Start of Excerpted data

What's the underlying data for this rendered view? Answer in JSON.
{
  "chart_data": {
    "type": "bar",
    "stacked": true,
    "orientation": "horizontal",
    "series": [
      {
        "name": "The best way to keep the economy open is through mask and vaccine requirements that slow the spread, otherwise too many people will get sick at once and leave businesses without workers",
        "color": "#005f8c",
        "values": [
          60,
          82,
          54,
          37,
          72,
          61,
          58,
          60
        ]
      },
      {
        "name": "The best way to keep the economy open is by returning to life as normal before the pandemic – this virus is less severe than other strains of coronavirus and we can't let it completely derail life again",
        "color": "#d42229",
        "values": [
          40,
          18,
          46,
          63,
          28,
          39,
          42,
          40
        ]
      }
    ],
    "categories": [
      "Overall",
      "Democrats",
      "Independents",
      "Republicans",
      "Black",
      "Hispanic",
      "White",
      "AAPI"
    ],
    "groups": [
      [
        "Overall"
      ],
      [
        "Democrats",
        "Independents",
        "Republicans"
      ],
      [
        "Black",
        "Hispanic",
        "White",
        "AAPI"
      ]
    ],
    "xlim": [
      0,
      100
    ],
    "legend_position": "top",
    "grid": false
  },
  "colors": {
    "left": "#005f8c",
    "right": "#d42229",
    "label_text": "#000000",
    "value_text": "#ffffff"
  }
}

End of Excerpted data

**Your instructions**
Print every entry exactly as it appears.

**Solution for this problem**
What's the underlying data for this rendered view? Answer in JSON.
{
  "chart_data": {
    "type": "bar",
    "stacked": true,
    "orientation": "horizontal",
    "series": [
      {
        "name": "The best way to keep the economy open is through mask and vaccine requirements that slow the spread, otherwise too many people will get sick at once and leave businesses without workers",
        "color": "#005f8c",
        "values": [
          60,
          82,
          54,
          37,
          72,
          61,
          58,
          60
        ]
      },
      {
        "name": "The best way to keep the economy open is by returning to life as normal before the pandemic – this virus is less severe than other strains of coronavirus and we can't let it completely derail life again",
        "color": "#d42229",
        "values": [
          40,
          18,
          46,
          63,
          28,
          39,
          42,
          40
        ]
      }
    ],
    "categories": [
      "Overall",
      "Democrats",
      "Independents",
      "Republicans",
      "Black",
      "Hispanic",
      "White",
      "AAPI"
    ],
    "groups": [
      [
        "Overall"
      ],
      [
        "Democrats",
        "Independents",
        "Republicans"
      ],
      [
        "Black",
        "Hispanic",
        "White",
        "AAPI"
      ]
    ],
    "xlim": [
      0,
      100
    ],
    "legend_position": "top",
    "grid": false
  },
  "colors": {
    "left": "#005f8c",
    "right": "#d42229",
    "label_text": "#000000",
    "value_text": "#ffffff"
  }
}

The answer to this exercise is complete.